### WHAT YOU WILL DO
Copy the records below exactly, leaving out any pictures.

Records from a dataset
--- Start ---
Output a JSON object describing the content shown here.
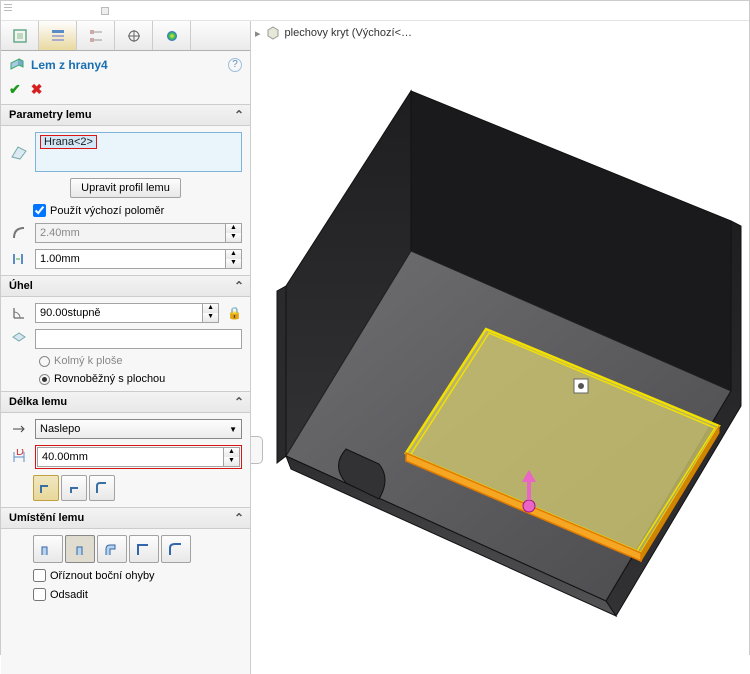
{
  "breadcrumb": {
    "item": "plechovy kryt  (Výchozí<…"
  },
  "feature": {
    "title": "Lem z hrany4"
  },
  "sections": {
    "params": {
      "title": "Parametry lemu",
      "selected_edge": "Hrana<2>",
      "edit_profile_btn": "Upravit profil lemu",
      "use_default_radius": "Použít výchozí poloměr",
      "radius_value": "2.40mm",
      "gap_value": "1.00mm"
    },
    "angle": {
      "title": "Úhel",
      "value": "90.00stupně",
      "face_value": "",
      "opt_perp": "Kolmý k ploše",
      "opt_parallel": "Rovnoběžný s plochou"
    },
    "length": {
      "title": "Délka lemu",
      "method": "Naslepo",
      "value": "40.00mm"
    },
    "position": {
      "title": "Umístění lemu",
      "trim": "Oříznout boční ohyby",
      "offset": "Odsadit"
    }
  }
}
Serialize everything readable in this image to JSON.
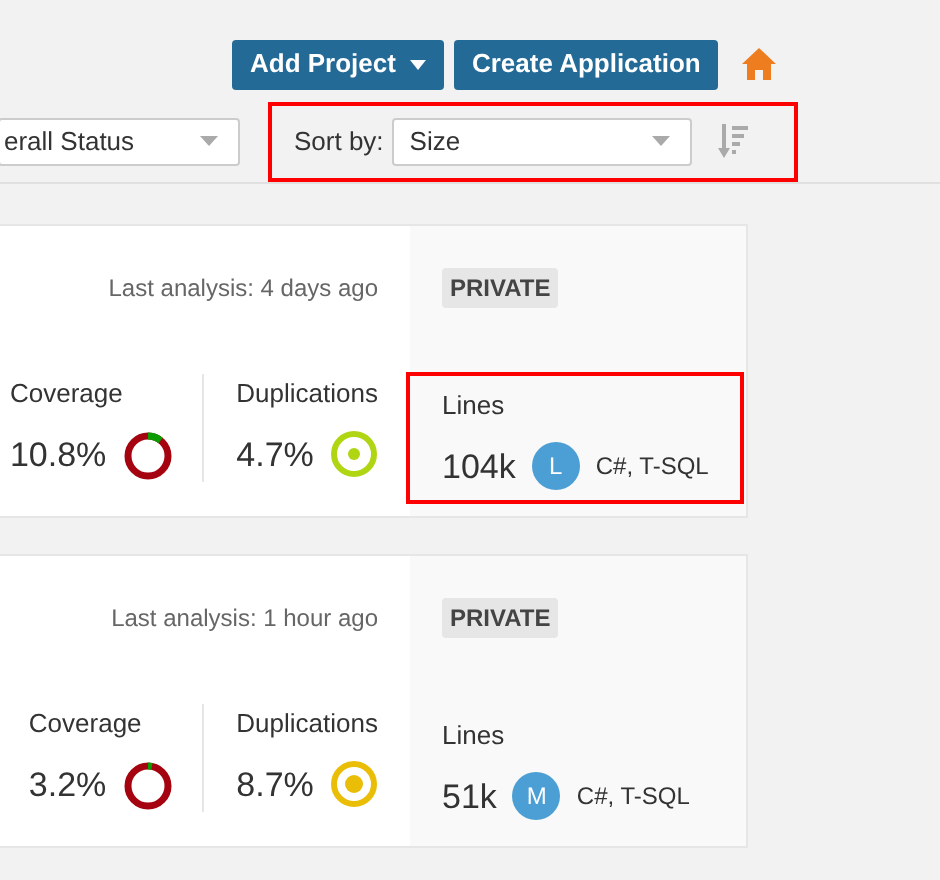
{
  "header": {
    "buttons": [
      {
        "label": "Add Project",
        "kind": "dropdown"
      },
      {
        "label": "Create Application",
        "kind": "plain"
      }
    ]
  },
  "filters": {
    "status_select": {
      "value": "erall Status"
    },
    "sort": {
      "label": "Sort by:",
      "value": "Size",
      "highlighted": true
    }
  },
  "projects": [
    {
      "last_analysis": "Last analysis: 4 days ago",
      "visibility": "PRIVATE",
      "coverage": {
        "label": "Coverage",
        "value": "10.8%",
        "level": 0.108
      },
      "duplications": {
        "label": "Duplications",
        "value": "4.7%",
        "color": "#b0d513"
      },
      "lines": {
        "label": "Lines",
        "value": "104k",
        "size_letter": "L",
        "languages": "C#, T-SQL",
        "highlighted": true
      }
    },
    {
      "last_analysis": "Last analysis: 1 hour ago",
      "visibility": "PRIVATE",
      "coverage": {
        "label": "Coverage",
        "value": "3.2%",
        "level": 0.032
      },
      "duplications": {
        "label": "Duplications",
        "value": "8.7%",
        "color": "#eabe06"
      },
      "lines": {
        "label": "Lines",
        "value": "51k",
        "size_letter": "M",
        "languages": "C#, T-SQL",
        "highlighted": false
      }
    }
  ]
}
--- End ---
### RESULT OF THE TASK
Output a JSON object describing the content shown here.
{
  "breadcrumb": {
    "item": "plechovy kryt  (Výchozí<…"
  },
  "feature": {
    "title": "Lem z hrany4"
  },
  "sections": {
    "params": {
      "title": "Parametry lemu",
      "selected_edge": "Hrana<2>",
      "edit_profile_btn": "Upravit profil lemu",
      "use_default_radius": "Použít výchozí poloměr",
      "radius_value": "2.40mm",
      "gap_value": "1.00mm"
    },
    "angle": {
      "title": "Úhel",
      "value": "90.00stupně",
      "face_value": "",
      "opt_perp": "Kolmý k ploše",
      "opt_parallel": "Rovnoběžný s plochou"
    },
    "length": {
      "title": "Délka lemu",
      "method": "Naslepo",
      "value": "40.00mm"
    },
    "position": {
      "title": "Umístění lemu",
      "trim": "Oříznout boční ohyby",
      "offset": "Odsadit"
    }
  }
}
Serialize everything readable in this image to JSON.
{
  "header": {
    "buttons": [
      {
        "label": "Add Project",
        "kind": "dropdown"
      },
      {
        "label": "Create Application",
        "kind": "plain"
      }
    ]
  },
  "filters": {
    "status_select": {
      "value": "erall Status"
    },
    "sort": {
      "label": "Sort by:",
      "value": "Size",
      "highlighted": true
    }
  },
  "projects": [
    {
      "last_analysis": "Last analysis: 4 days ago",
      "visibility": "PRIVATE",
      "coverage": {
        "label": "Coverage",
        "value": "10.8%",
        "level": 0.108
      },
      "duplications": {
        "label": "Duplications",
        "value": "4.7%",
        "color": "#b0d513"
      },
      "lines": {
        "label": "Lines",
        "value": "104k",
        "size_letter": "L",
        "languages": "C#, T-SQL",
        "highlighted": true
      }
    },
    {
      "last_analysis": "Last analysis: 1 hour ago",
      "visibility": "PRIVATE",
      "coverage": {
        "label": "Coverage",
        "value": "3.2%",
        "level": 0.032
      },
      "duplications": {
        "label": "Duplications",
        "value": "8.7%",
        "color": "#eabe06"
      },
      "lines": {
        "label": "Lines",
        "value": "51k",
        "size_letter": "M",
        "languages": "C#, T-SQL",
        "highlighted": false
      }
    }
  ]
}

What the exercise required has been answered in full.